Data shown >>
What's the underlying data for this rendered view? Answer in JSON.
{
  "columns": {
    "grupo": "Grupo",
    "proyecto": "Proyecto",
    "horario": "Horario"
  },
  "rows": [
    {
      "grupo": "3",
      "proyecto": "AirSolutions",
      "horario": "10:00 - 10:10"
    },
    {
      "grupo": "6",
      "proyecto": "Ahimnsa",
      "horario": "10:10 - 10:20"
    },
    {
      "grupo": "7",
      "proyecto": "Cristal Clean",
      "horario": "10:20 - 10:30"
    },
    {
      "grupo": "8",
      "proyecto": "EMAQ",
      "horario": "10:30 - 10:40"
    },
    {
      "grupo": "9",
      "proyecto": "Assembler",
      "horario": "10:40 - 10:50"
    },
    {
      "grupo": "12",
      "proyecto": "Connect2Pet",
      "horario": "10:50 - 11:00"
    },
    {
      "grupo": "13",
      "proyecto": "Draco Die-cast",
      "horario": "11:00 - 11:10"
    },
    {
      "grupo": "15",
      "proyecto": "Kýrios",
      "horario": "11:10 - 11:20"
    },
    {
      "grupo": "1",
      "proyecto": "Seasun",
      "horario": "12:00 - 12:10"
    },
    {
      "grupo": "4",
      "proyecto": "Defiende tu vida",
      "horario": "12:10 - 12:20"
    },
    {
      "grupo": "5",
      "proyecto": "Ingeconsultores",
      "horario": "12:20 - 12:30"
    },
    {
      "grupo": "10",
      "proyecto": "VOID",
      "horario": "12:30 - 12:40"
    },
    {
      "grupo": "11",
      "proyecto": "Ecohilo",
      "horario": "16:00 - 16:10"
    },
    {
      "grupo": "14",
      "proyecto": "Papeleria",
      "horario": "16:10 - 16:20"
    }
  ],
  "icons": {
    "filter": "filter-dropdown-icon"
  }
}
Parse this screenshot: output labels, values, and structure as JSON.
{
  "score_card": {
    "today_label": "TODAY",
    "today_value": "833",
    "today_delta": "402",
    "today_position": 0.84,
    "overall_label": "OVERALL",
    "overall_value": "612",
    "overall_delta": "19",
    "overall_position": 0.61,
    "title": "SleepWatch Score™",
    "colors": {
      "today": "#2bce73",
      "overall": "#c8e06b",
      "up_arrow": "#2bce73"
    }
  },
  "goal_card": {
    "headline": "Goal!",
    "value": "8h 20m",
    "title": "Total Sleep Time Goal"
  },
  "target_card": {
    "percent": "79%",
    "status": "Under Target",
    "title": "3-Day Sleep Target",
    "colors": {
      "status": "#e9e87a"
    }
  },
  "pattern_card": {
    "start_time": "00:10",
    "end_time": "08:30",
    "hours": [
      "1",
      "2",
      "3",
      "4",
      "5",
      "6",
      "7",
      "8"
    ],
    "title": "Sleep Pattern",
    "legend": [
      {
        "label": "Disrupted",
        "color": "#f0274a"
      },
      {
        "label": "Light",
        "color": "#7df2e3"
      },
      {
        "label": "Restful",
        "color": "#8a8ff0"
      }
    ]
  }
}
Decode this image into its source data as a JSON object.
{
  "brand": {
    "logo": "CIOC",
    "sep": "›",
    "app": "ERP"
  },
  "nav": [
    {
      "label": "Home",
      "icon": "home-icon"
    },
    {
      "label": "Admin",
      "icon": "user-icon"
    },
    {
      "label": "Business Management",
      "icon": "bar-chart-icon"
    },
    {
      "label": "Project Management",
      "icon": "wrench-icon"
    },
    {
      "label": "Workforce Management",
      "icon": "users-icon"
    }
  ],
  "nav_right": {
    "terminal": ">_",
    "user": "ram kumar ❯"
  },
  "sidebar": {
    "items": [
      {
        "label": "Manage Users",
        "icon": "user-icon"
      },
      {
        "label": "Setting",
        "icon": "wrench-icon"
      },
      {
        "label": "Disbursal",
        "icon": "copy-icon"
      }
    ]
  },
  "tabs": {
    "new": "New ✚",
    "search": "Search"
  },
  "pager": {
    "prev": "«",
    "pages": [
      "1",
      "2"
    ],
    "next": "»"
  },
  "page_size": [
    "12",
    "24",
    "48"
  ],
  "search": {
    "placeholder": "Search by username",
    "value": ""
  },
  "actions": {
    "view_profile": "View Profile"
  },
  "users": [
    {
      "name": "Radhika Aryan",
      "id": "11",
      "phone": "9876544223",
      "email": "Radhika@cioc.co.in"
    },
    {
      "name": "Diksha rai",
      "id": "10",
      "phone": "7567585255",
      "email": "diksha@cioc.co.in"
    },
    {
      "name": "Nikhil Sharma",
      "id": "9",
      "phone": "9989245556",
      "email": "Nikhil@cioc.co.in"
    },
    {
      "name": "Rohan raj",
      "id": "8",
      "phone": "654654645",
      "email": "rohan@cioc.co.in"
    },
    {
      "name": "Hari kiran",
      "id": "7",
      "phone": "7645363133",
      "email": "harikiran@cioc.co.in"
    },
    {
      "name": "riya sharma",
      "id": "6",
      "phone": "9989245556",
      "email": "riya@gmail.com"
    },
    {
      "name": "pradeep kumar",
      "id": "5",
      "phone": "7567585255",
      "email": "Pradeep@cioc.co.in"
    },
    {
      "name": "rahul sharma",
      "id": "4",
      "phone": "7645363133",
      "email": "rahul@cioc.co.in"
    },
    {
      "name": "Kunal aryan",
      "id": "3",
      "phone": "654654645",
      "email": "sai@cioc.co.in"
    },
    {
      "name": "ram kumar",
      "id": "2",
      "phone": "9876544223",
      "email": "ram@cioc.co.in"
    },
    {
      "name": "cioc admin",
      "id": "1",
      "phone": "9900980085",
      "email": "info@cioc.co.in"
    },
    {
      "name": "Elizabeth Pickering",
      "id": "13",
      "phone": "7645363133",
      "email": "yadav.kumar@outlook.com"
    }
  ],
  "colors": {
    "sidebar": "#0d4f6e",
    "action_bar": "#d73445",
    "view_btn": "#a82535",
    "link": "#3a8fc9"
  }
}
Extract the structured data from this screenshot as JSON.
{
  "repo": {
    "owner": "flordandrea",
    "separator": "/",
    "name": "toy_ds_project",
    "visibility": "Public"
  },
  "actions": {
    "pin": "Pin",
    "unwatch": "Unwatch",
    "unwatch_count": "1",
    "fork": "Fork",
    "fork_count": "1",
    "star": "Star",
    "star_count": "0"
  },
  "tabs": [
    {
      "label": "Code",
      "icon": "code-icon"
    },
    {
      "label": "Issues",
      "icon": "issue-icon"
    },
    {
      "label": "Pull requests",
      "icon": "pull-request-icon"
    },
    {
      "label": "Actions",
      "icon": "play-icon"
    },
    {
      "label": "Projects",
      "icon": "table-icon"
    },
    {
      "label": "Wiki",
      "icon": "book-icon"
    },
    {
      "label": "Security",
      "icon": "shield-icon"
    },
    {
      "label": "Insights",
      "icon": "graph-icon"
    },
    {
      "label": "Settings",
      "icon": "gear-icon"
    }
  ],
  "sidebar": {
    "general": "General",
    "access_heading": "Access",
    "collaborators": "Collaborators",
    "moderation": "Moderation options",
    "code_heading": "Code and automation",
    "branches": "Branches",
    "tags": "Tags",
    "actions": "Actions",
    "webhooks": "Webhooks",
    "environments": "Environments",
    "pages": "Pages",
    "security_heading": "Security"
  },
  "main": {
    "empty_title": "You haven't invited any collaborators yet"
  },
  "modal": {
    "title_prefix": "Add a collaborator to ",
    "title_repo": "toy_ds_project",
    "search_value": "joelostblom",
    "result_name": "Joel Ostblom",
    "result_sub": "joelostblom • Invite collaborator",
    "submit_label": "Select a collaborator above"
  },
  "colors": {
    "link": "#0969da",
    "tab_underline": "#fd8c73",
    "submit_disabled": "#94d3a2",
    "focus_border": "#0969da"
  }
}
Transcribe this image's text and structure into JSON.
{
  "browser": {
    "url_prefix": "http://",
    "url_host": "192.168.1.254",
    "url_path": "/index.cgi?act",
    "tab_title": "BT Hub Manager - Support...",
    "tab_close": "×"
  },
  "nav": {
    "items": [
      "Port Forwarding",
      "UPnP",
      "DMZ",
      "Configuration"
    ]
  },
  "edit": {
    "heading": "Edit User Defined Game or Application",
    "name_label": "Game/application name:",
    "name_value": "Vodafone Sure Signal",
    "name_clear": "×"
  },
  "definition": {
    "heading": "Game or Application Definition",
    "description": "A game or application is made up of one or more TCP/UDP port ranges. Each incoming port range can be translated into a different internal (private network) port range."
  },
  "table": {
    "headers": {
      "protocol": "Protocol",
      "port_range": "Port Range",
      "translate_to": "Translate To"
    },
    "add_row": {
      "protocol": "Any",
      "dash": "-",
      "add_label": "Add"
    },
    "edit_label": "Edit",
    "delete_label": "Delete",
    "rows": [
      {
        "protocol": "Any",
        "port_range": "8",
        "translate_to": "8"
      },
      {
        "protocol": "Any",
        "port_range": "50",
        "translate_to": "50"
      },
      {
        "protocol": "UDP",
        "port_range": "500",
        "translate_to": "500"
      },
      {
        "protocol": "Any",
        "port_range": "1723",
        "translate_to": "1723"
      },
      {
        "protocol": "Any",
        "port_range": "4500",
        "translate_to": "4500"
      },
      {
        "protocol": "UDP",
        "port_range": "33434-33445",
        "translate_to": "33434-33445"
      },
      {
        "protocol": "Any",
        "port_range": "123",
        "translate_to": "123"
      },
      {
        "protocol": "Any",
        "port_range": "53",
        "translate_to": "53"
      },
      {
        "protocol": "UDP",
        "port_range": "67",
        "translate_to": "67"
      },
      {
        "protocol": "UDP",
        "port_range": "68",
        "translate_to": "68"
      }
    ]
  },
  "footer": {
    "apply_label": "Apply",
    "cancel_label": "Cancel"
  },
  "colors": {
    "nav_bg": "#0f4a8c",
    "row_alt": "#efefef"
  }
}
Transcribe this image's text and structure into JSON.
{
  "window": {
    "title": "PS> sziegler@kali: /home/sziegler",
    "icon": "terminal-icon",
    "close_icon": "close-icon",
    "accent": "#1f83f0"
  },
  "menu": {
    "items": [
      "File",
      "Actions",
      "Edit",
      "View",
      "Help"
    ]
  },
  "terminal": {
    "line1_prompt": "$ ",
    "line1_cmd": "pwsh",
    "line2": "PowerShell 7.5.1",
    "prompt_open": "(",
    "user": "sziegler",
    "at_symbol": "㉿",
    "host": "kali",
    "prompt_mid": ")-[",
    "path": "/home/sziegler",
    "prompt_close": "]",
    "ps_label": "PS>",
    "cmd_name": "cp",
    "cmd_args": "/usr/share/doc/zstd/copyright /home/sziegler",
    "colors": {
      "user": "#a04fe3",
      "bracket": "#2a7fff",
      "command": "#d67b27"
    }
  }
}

To be done >>
Count the lines above that contain the word "rahul", and give only that number.

Full response >>
2